Today’s writing prompt is, “What do people incorrectly assume about you?” The title of this piece clearly states my first reaction to the question. And, while the title is a bit tongue in cheek, there is some truth in it.
I have realized over the years that few people have the true gift of discernment. We think we do, but that is our ego and life experience getting in the way of our reason. Take my case, for example. I do not claim to be the human equivalent of a chameleon, but presenting the right image for the circumstances became critical early in my life.
The details of that learning experience are not important in this setting. They are part of a much longer manuscript that may or may not be published one day, but the outcome is what matters here. As a child, there were times when blending in saved me from being hurt or having to hurt someone.
As a police officer, I learned how to project the persona necessary to control a situation: professionalism, aggression, or empathy. Later in life, as a public speaker and life coach, I had to gain the trust of clients or groups by projecting the image necessary to get the message across.

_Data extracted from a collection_

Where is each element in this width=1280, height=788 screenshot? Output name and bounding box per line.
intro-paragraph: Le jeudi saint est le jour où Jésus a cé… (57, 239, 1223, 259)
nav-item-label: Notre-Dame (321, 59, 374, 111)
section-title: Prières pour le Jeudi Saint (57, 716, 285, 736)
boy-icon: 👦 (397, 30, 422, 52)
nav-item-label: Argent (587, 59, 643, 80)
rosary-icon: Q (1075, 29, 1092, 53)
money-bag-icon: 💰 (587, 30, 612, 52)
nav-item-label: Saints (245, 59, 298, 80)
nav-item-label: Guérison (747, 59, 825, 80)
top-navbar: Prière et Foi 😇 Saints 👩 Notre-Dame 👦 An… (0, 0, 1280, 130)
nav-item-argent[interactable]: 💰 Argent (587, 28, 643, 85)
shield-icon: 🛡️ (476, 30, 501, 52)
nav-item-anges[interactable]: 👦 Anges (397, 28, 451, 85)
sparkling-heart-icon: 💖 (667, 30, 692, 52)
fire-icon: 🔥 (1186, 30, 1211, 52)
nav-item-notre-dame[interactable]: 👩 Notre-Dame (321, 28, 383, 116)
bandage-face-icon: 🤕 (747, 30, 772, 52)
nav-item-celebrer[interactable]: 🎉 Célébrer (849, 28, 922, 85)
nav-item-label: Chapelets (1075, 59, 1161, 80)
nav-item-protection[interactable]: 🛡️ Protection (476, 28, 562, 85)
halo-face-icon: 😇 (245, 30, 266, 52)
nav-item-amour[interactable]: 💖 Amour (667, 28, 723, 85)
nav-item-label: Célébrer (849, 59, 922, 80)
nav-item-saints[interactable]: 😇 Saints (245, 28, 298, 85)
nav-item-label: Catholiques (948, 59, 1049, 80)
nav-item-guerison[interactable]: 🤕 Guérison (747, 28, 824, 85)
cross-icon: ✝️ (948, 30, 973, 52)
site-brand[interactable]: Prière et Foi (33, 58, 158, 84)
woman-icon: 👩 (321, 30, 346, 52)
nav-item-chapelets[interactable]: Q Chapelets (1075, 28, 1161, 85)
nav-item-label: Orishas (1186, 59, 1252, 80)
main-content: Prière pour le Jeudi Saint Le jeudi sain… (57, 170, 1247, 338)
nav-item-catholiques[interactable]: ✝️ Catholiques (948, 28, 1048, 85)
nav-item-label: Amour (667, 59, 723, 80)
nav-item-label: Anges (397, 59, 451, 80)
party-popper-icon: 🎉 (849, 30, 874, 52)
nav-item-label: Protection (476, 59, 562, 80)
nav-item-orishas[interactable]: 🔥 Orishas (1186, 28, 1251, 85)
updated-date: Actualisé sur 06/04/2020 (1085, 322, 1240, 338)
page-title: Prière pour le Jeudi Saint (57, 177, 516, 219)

_Prompt A_
Decide whether each statement agrees with the writing-prompt essay, answering yes or no and quoting the deciding words: (i) The writer believes few people have the true gift of discernment. (ii) The writer once worked as a firefighter. (iii) The writer considers the details of the early learning experience important in this setting.
_Prompt B_
Restate the writing-prompt essay from the words "I have realized" through the words "to hurt someone.", switching "manuscript" to "book".
_Prompt C_
Summarize the writing-prompt essay in two sentences.

_Correct output A_
(i) Yes: "I have realized over the years that few people have the true gift of discernment."
(ii) No: "As a police officer, I learned how to project the persona necessary to control a situation"
(iii) No: "The details of that learning experience are not important in this setting."

_Correct output B_
I have realized over the years that few people have the true gift of discernment. We think we do, but that is our ego and life experience getting in the way of our reason. Take my case, for example. I do not claim to be the human equivalent of a chameleon, but presenting the right image for the circumstances became critical early in my life.
The details of that learning experience are not important in this setting. They are part of a much longer book that may or may not be published one day, but the outcome is what matters here. As a child, there were times when blending in saved me from being hurt or having to hurt someone.

_Correct output C_
Responding to a prompt about what people wrongly assume about them, the writer says few people truly have discernment and that presenting the right image for the circumstances became critical early in life, when blending in as a child spared them from hurting or being hurt. They later used this skill as a police officer, to control situations, and as a public speaker and life coach, to gain the trust of clients and groups.